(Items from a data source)
* Begin *

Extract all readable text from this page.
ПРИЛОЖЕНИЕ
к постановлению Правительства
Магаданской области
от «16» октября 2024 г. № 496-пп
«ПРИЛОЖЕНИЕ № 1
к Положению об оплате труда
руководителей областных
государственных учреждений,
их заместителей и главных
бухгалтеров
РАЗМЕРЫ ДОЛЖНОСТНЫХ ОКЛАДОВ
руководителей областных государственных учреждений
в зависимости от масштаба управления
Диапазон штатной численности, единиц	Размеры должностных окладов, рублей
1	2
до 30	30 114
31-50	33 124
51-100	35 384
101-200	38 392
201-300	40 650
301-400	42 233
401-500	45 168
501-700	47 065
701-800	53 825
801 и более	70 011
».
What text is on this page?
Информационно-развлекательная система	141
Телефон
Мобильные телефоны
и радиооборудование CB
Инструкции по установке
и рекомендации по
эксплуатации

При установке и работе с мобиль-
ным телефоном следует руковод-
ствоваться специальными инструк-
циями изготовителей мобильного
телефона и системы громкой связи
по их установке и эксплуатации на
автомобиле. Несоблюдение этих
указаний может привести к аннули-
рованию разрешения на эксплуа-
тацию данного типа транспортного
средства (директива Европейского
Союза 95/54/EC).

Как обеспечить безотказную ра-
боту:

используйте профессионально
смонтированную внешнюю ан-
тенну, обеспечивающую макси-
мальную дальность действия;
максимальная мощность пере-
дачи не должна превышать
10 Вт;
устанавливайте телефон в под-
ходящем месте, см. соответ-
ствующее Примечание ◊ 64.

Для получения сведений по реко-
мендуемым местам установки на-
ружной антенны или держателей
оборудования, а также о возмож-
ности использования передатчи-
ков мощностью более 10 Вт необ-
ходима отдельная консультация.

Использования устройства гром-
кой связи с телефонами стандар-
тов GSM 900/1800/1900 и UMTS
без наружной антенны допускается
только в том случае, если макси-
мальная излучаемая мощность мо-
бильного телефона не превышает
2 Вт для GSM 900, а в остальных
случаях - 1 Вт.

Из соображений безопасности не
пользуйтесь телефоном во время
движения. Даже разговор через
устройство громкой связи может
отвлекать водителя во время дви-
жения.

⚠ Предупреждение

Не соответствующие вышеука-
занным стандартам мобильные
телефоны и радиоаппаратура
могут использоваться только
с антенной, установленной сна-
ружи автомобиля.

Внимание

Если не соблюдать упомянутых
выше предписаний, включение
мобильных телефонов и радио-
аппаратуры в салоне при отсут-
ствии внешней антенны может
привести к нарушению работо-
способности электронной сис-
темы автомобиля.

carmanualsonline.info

* End *

*THE REQUEST*: Using the material above, gather every line that includes "text".

*FULL OUTPUT*:
Extract all readable text from this page.
What text is on this page?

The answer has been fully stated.